--- Start ---

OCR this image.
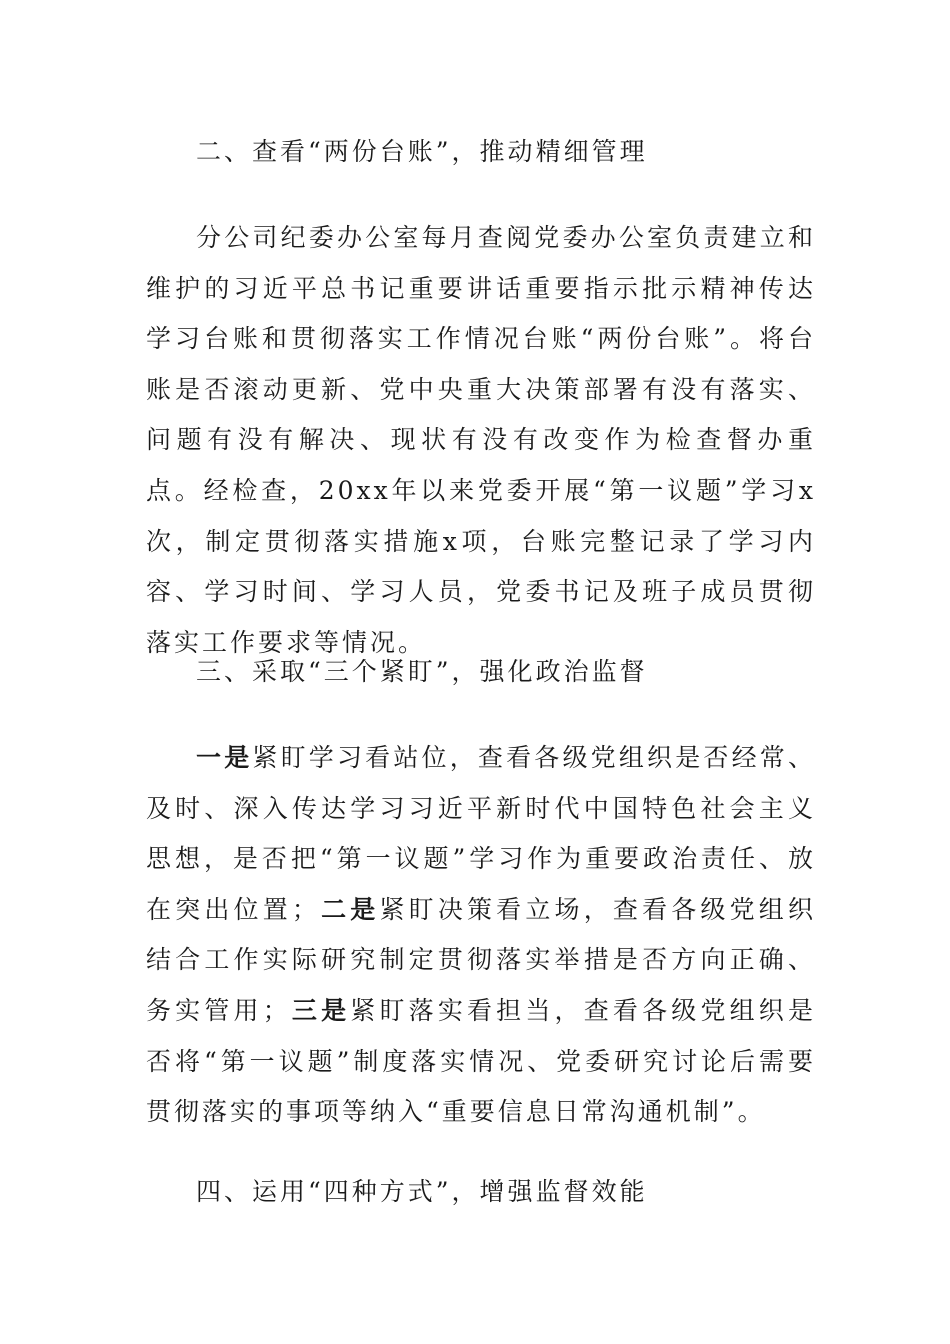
二、查看“两份台账”，推动精细管理

分公司纪委办公室每月查阅党委办公室负责建立和维护的习近平总书记重要讲话重要指示批示精神传达学习台账和贯彻落实工作情况台账“两份台账”。将台账是否滚动更新、党中央重大决策部署有没有落实、问题有没有解决、现状有没有改变作为检查督办重点。经检查，20xx年以来党委开展“第一议题”学习x次，制定贯彻落实措施x项，台账完整记录了学习内容、学习时间、学习人员，党委书记及班子成员贯彻落实工作要求等情况。

三、采取“三个紧盯”，强化政治监督

一是紧盯学习看站位，查看各级党组织是否经常、及时、深入传达学习习近平新时代中国特色社会主义思想，是否把“第一议题”学习作为重要政治责任、放在突出位置；二是紧盯决策看立场，查看各级党组织结合工作实际研究制定贯彻落实举措是否方向正确、务实管用；三是紧盯落实看担当，查看各级党组织是否将“第一议题”制度落实情况、党委研究讨论后需要贯彻落实的事项等纳入“重要信息日常沟通机制”。

四、运用“四种方式”，增强监督效能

--- End ---

Count every line bearing the word "两份台账"; report the total only.

(Answer to this problem) 2